Exercise: Transcribe all of the material exactly. Any picture in it should be left out.

Data entries:
'''

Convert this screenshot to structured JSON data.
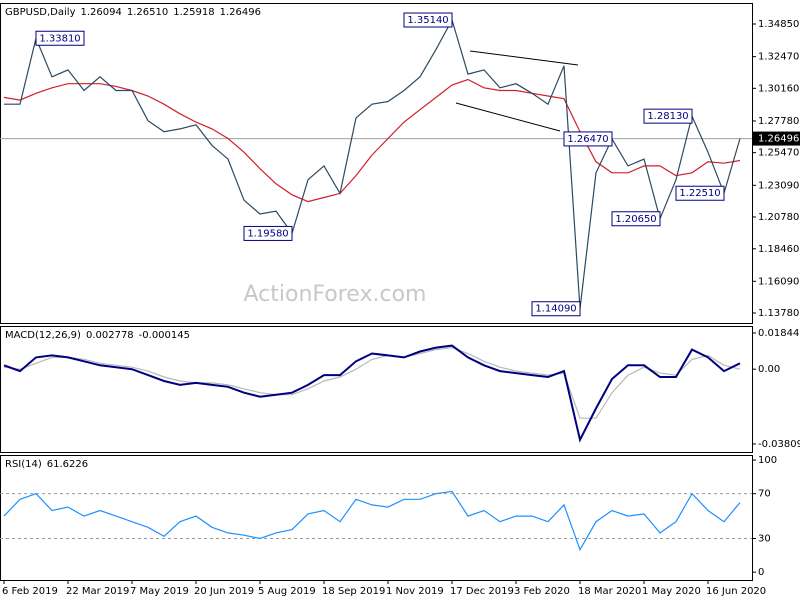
{
  "chart_data": [
    {
      "type": "line",
      "title": "GBPUSD,Daily",
      "quote": [
        {
          "value": 1.26094,
          "label": "1.26094"
        },
        {
          "value": 1.2651,
          "label": "1.26510"
        },
        {
          "value": 1.25918,
          "label": "1.25918"
        },
        {
          "value": 1.26496,
          "label": "1.26496"
        }
      ],
      "watermark": "ActionForex.com",
      "categories": [
        "6 Feb 2019",
        null,
        null,
        null,
        "22 Mar 2019",
        null,
        null,
        null,
        "7 May 2019",
        null,
        null,
        null,
        "20 Jun 2019",
        null,
        null,
        null,
        "5 Aug 2019",
        null,
        null,
        null,
        "18 Sep 2019",
        null,
        null,
        null,
        "1 Nov 2019",
        null,
        null,
        null,
        "17 Dec 2019",
        null,
        null,
        null,
        "3 Feb 2020",
        null,
        null,
        null,
        "18 Mar 2020",
        null,
        null,
        null,
        "1 May 2020",
        null,
        null,
        null,
        "16 Jun 2020",
        null,
        null
      ],
      "series": [
        {
          "color": "#2c4a60",
          "values": [
            1.29,
            1.29,
            1.3381,
            1.31,
            1.315,
            1.3,
            1.31,
            1.3,
            1.3,
            1.278,
            1.27,
            1.272,
            1.275,
            1.26,
            1.25,
            1.22,
            1.21,
            1.212,
            1.1958,
            1.235,
            1.245,
            1.225,
            1.28,
            1.29,
            1.292,
            1.3,
            1.31,
            1.33,
            1.3514,
            1.312,
            1.315,
            1.302,
            1.305,
            1.298,
            1.29,
            1.318,
            1.1409,
            1.24,
            1.2647,
            1.245,
            1.25,
            1.2065,
            1.235,
            1.2813,
            1.255,
            1.2251,
            1.265
          ]
        },
        {
          "color": "#d0202a",
          "values": [
            1.295,
            1.293,
            1.298,
            1.302,
            1.305,
            1.305,
            1.305,
            1.303,
            1.3,
            1.296,
            1.29,
            1.283,
            1.277,
            1.272,
            1.265,
            1.255,
            1.243,
            1.232,
            1.224,
            1.219,
            1.222,
            1.225,
            1.238,
            1.253,
            1.265,
            1.277,
            1.286,
            1.295,
            1.304,
            1.308,
            1.302,
            1.3,
            1.3,
            1.298,
            1.296,
            1.294,
            1.27,
            1.248,
            1.24,
            1.24,
            1.245,
            1.245,
            1.238,
            1.24,
            1.248,
            1.247,
            1.249
          ]
        }
      ],
      "annotations": [
        {
          "value": 1.3381,
          "label": "1.33810"
        },
        {
          "value": 1.3514,
          "label": "1.35140"
        },
        {
          "value": 1.1958,
          "label": "1.19580"
        },
        {
          "value": 1.1409,
          "label": "1.14090"
        },
        {
          "value": 1.2647,
          "label": "1.26470"
        },
        {
          "value": 1.2813,
          "label": "1.28130"
        },
        {
          "value": 1.2251,
          "label": "1.22510"
        },
        {
          "value": 1.2065,
          "label": "1.20650"
        }
      ],
      "last_price": {
        "value": 1.26496,
        "label": "1.26496"
      },
      "ylim": [
        1.1305,
        1.3638
      ],
      "yticks": [
        {
          "value": 1.3485,
          "label": "1.34850"
        },
        {
          "value": 1.3247,
          "label": "1.32470"
        },
        {
          "value": 1.3016,
          "label": "1.30160"
        },
        {
          "value": 1.2778,
          "label": "1.27780"
        },
        {
          "value": 1.2547,
          "label": "1.25470"
        },
        {
          "value": 1.2309,
          "label": "1.23090"
        },
        {
          "value": 1.2078,
          "label": "1.20780"
        },
        {
          "value": 1.1846,
          "label": "1.18460"
        },
        {
          "value": 1.1609,
          "label": "1.16090"
        },
        {
          "value": 1.1378,
          "label": "1.13780"
        }
      ]
    },
    {
      "type": "line",
      "title": "MACD(12,26,9)",
      "readout": [
        0.002778,
        -0.000145
      ],
      "series": [
        {
          "color": "#000080",
          "values": [
            0.002,
            -0.001,
            0.006,
            0.007,
            0.006,
            0.004,
            0.002,
            0.001,
            0.0,
            -0.003,
            -0.006,
            -0.008,
            -0.007,
            -0.008,
            -0.009,
            -0.012,
            -0.014,
            -0.013,
            -0.012,
            -0.008,
            -0.003,
            -0.003,
            0.004,
            0.008,
            0.007,
            0.006,
            0.009,
            0.011,
            0.012,
            0.006,
            0.002,
            -0.001,
            -0.002,
            -0.003,
            -0.004,
            -0.001,
            -0.036,
            -0.02,
            -0.005,
            0.002,
            0.002,
            -0.004,
            -0.004,
            0.01,
            0.006,
            -0.001,
            0.003
          ]
        },
        {
          "color": "#b8b8b8",
          "values": [
            0.001,
            0.0,
            0.003,
            0.006,
            0.006,
            0.005,
            0.003,
            0.002,
            0.001,
            -0.001,
            -0.004,
            -0.006,
            -0.007,
            -0.007,
            -0.008,
            -0.01,
            -0.012,
            -0.013,
            -0.013,
            -0.01,
            -0.006,
            -0.004,
            0.0,
            0.005,
            0.007,
            0.006,
            0.008,
            0.01,
            0.011,
            0.008,
            0.004,
            0.001,
            -0.001,
            -0.002,
            -0.003,
            -0.002,
            -0.025,
            -0.025,
            -0.012,
            -0.003,
            0.001,
            -0.002,
            -0.003,
            0.005,
            0.007,
            0.002,
            0.0
          ]
        }
      ],
      "ylim": [
        -0.0422,
        0.022
      ],
      "yticks": [
        0.018442,
        {
          "value": 0,
          "label": "0.00"
        },
        -0.038095
      ]
    },
    {
      "type": "line",
      "title": "RSI(14)",
      "readout": [
        61.6226
      ],
      "series": [
        {
          "color": "#1e90ff",
          "values": [
            50,
            65,
            70,
            55,
            58,
            50,
            55,
            50,
            45,
            40,
            32,
            45,
            50,
            40,
            35,
            33,
            30,
            35,
            38,
            52,
            55,
            45,
            65,
            60,
            58,
            65,
            65,
            70,
            72,
            50,
            55,
            45,
            50,
            50,
            45,
            60,
            20,
            45,
            55,
            50,
            52,
            35,
            45,
            70,
            55,
            45,
            62
          ]
        }
      ],
      "dashed_lines": [
        70,
        30
      ],
      "ylim": [
        -7,
        104.5
      ],
      "yticks": [
        100,
        70,
        30,
        0
      ]
    }
  ]
}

'''

Answer below:
Convert this screenshot to structured JSON data.
{
  "chart_data": [
    {
      "type": "line",
      "title": "GBPUSD,Daily",
      "quote": [
        {
          "value": 1.26094,
          "label": "1.26094"
        },
        {
          "value": 1.2651,
          "label": "1.26510"
        },
        {
          "value": 1.25918,
          "label": "1.25918"
        },
        {
          "value": 1.26496,
          "label": "1.26496"
        }
      ],
      "watermark": "ActionForex.com",
      "categories": [
        "6 Feb 2019",
        null,
        null,
        null,
        "22 Mar 2019",
        null,
        null,
        null,
        "7 May 2019",
        null,
        null,
        null,
        "20 Jun 2019",
        null,
        null,
        null,
        "5 Aug 2019",
        null,
        null,
        null,
        "18 Sep 2019",
        null,
        null,
        null,
        "1 Nov 2019",
        null,
        null,
        null,
        "17 Dec 2019",
        null,
        null,
        null,
        "3 Feb 2020",
        null,
        null,
        null,
        "18 Mar 2020",
        null,
        null,
        null,
        "1 May 2020",
        null,
        null,
        null,
        "16 Jun 2020",
        null,
        null
      ],
      "series": [
        {
          "color": "#2c4a60",
          "values": [
            1.29,
            1.29,
            1.3381,
            1.31,
            1.315,
            1.3,
            1.31,
            1.3,
            1.3,
            1.278,
            1.27,
            1.272,
            1.275,
            1.26,
            1.25,
            1.22,
            1.21,
            1.212,
            1.1958,
            1.235,
            1.245,
            1.225,
            1.28,
            1.29,
            1.292,
            1.3,
            1.31,
            1.33,
            1.3514,
            1.312,
            1.315,
            1.302,
            1.305,
            1.298,
            1.29,
            1.318,
            1.1409,
            1.24,
            1.2647,
            1.245,
            1.25,
            1.2065,
            1.235,
            1.2813,
            1.255,
            1.2251,
            1.265
          ]
        },
        {
          "color": "#d0202a",
          "values": [
            1.295,
            1.293,
            1.298,
            1.302,
            1.305,
            1.305,
            1.305,
            1.303,
            1.3,
            1.296,
            1.29,
            1.283,
            1.277,
            1.272,
            1.265,
            1.255,
            1.243,
            1.232,
            1.224,
            1.219,
            1.222,
            1.225,
            1.238,
            1.253,
            1.265,
            1.277,
            1.286,
            1.295,
            1.304,
            1.308,
            1.302,
            1.3,
            1.3,
            1.298,
            1.296,
            1.294,
            1.27,
            1.248,
            1.24,
            1.24,
            1.245,
            1.245,
            1.238,
            1.24,
            1.248,
            1.247,
            1.249
          ]
        }
      ],
      "annotations": [
        {
          "value": 1.3381,
          "label": "1.33810"
        },
        {
          "value": 1.3514,
          "label": "1.35140"
        },
        {
          "value": 1.1958,
          "label": "1.19580"
        },
        {
          "value": 1.1409,
          "label": "1.14090"
        },
        {
          "value": 1.2647,
          "label": "1.26470"
        },
        {
          "value": 1.2813,
          "label": "1.28130"
        },
        {
          "value": 1.2251,
          "label": "1.22510"
        },
        {
          "value": 1.2065,
          "label": "1.20650"
        }
      ],
      "last_price": {
        "value": 1.26496,
        "label": "1.26496"
      },
      "ylim": [
        1.1305,
        1.3638
      ],
      "yticks": [
        {
          "value": 1.3485,
          "label": "1.34850"
        },
        {
          "value": 1.3247,
          "label": "1.32470"
        },
        {
          "value": 1.3016,
          "label": "1.30160"
        },
        {
          "value": 1.2778,
          "label": "1.27780"
        },
        {
          "value": 1.2547,
          "label": "1.25470"
        },
        {
          "value": 1.2309,
          "label": "1.23090"
        },
        {
          "value": 1.2078,
          "label": "1.20780"
        },
        {
          "value": 1.1846,
          "label": "1.18460"
        },
        {
          "value": 1.1609,
          "label": "1.16090"
        },
        {
          "value": 1.1378,
          "label": "1.13780"
        }
      ]
    },
    {
      "type": "line",
      "title": "MACD(12,26,9)",
      "readout": [
        0.002778,
        -0.000145
      ],
      "series": [
        {
          "color": "#000080",
          "values": [
            0.002,
            -0.001,
            0.006,
            0.007,
            0.006,
            0.004,
            0.002,
            0.001,
            0.0,
            -0.003,
            -0.006,
            -0.008,
            -0.007,
            -0.008,
            -0.009,
            -0.012,
            -0.014,
            -0.013,
            -0.012,
            -0.008,
            -0.003,
            -0.003,
            0.004,
            0.008,
            0.007,
            0.006,
            0.009,
            0.011,
            0.012,
            0.006,
            0.002,
            -0.001,
            -0.002,
            -0.003,
            -0.004,
            -0.001,
            -0.036,
            -0.02,
            -0.005,
            0.002,
            0.002,
            -0.004,
            -0.004,
            0.01,
            0.006,
            -0.001,
            0.003
          ]
        },
        {
          "color": "#b8b8b8",
          "values": [
            0.001,
            0.0,
            0.003,
            0.006,
            0.006,
            0.005,
            0.003,
            0.002,
            0.001,
            -0.001,
            -0.004,
            -0.006,
            -0.007,
            -0.007,
            -0.008,
            -0.01,
            -0.012,
            -0.013,
            -0.013,
            -0.01,
            -0.006,
            -0.004,
            0.0,
            0.005,
            0.007,
            0.006,
            0.008,
            0.01,
            0.011,
            0.008,
            0.004,
            0.001,
            -0.001,
            -0.002,
            -0.003,
            -0.002,
            -0.025,
            -0.025,
            -0.012,
            -0.003,
            0.001,
            -0.002,
            -0.003,
            0.005,
            0.007,
            0.002,
            0.0
          ]
        }
      ],
      "ylim": [
        -0.0422,
        0.022
      ],
      "yticks": [
        0.018442,
        {
          "value": 0,
          "label": "0.00"
        },
        -0.038095
      ]
    },
    {
      "type": "line",
      "title": "RSI(14)",
      "readout": [
        61.6226
      ],
      "series": [
        {
          "color": "#1e90ff",
          "values": [
            50,
            65,
            70,
            55,
            58,
            50,
            55,
            50,
            45,
            40,
            32,
            45,
            50,
            40,
            35,
            33,
            30,
            35,
            38,
            52,
            55,
            45,
            65,
            60,
            58,
            65,
            65,
            70,
            72,
            50,
            55,
            45,
            50,
            50,
            45,
            60,
            20,
            45,
            55,
            50,
            52,
            35,
            45,
            70,
            55,
            45,
            62
          ]
        }
      ],
      "dashed_lines": [
        70,
        30
      ],
      "ylim": [
        -7,
        104.5
      ],
      "yticks": [
        100,
        70,
        30,
        0
      ]
    }
  ]
}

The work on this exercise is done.